_RECORDS SHOWN:_
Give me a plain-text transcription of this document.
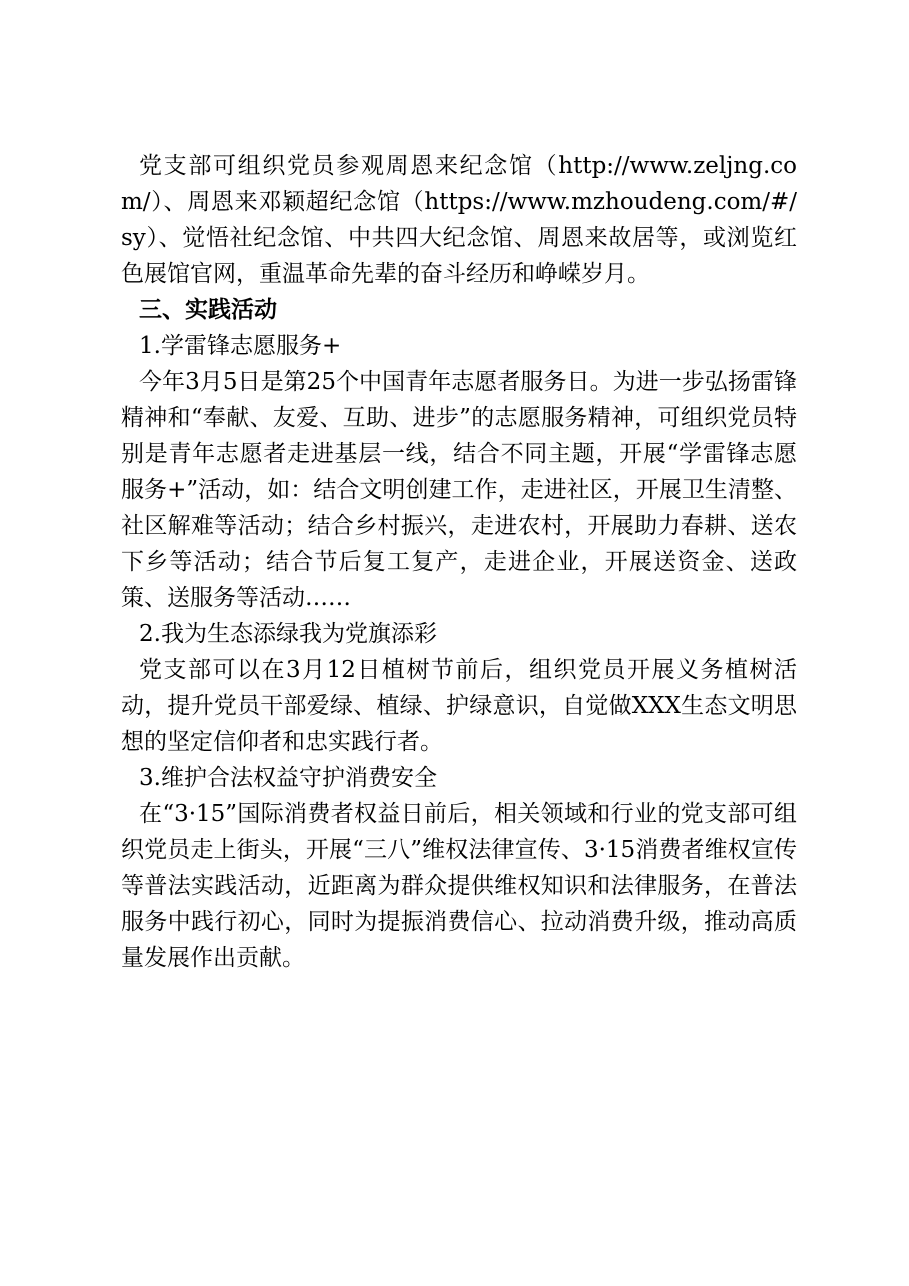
党支部可组织党员参观周恩来纪念馆（http://www.zeljng.com/）、周恩来邓颖超纪念馆（https://www.mzhoudeng.com/#/sy）、觉悟社纪念馆、中共四大纪念馆、周恩来故居等，或浏览红色展馆官网，重温革命先辈的奋斗经历和峥嵘岁月。

三、实践活动

1.学雷锋志愿服务+

今年3月5日是第25个中国青年志愿者服务日。为进一步弘扬雷锋精神和“奉献、友爱、互助、进步”的志愿服务精神，可组织党员特别是青年志愿者走进基层一线，结合不同主题，开展“学雷锋志愿服务+”活动，如：结合文明创建工作，走进社区，开展卫生清整、社区解难等活动；结合乡村振兴，走进农村，开展助力春耕、送农下乡等活动；结合节后复工复产，走进企业，开展送资金、送政策、送服务等活动……

2.我为生态添绿我为党旗添彩

党支部可以在3月12日植树节前后，组织党员开展义务植树活动，提升党员干部爱绿、植绿、护绿意识，自觉做XXX生态文明思想的坚定信仰者和忠实践行者。

3.维护合法权益守护消费安全

在“3·15”国际消费者权益日前后，相关领域和行业的党支部可组织党员走上街头，开展“三八”维权法律宣传、3·15消费者维权宣传等普法实践活动，近距离为群众提供维权知识和法律服务，在普法服务中践行初心，同时为提振消费信心、拉动消费升级，推动高质量发展作出贡献。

_DIRECTIONS FOR THIS TASK:_
The pictures should not appear in the copy; every other part of the records above must be returned exactly.

_WORKED SOLUTION:_
Give me a plain-text transcription of this document.
党支部可组织党员参观周恩来纪念馆（http://www.zeljng.com/）、周恩来邓颖超纪念馆（https://www.mzhoudeng.com/#/sy）、觉悟社纪念馆、中共四大纪念馆、周恩来故居等，或浏览红色展馆官网，重温革命先辈的奋斗经历和峥嵘岁月。

三、实践活动

1.学雷锋志愿服务+

今年3月5日是第25个中国青年志愿者服务日。为进一步弘扬雷锋精神和“奉献、友爱、互助、进步”的志愿服务精神，可组织党员特别是青年志愿者走进基层一线，结合不同主题，开展“学雷锋志愿服务+”活动，如：结合文明创建工作，走进社区，开展卫生清整、社区解难等活动；结合乡村振兴，走进农村，开展助力春耕、送农下乡等活动；结合节后复工复产，走进企业，开展送资金、送政策、送服务等活动……

2.我为生态添绿我为党旗添彩

党支部可以在3月12日植树节前后，组织党员开展义务植树活动，提升党员干部爱绿、植绿、护绿意识，自觉做XXX生态文明思想的坚定信仰者和忠实践行者。

3.维护合法权益守护消费安全

在“3·15”国际消费者权益日前后，相关领域和行业的党支部可组织党员走上街头，开展“三八”维权法律宣传、3·15消费者维权宣传等普法实践活动，近距离为群众提供维权知识和法律服务，在普法服务中践行初心，同时为提振消费信心、拉动消费升级，推动高质量发展作出贡献。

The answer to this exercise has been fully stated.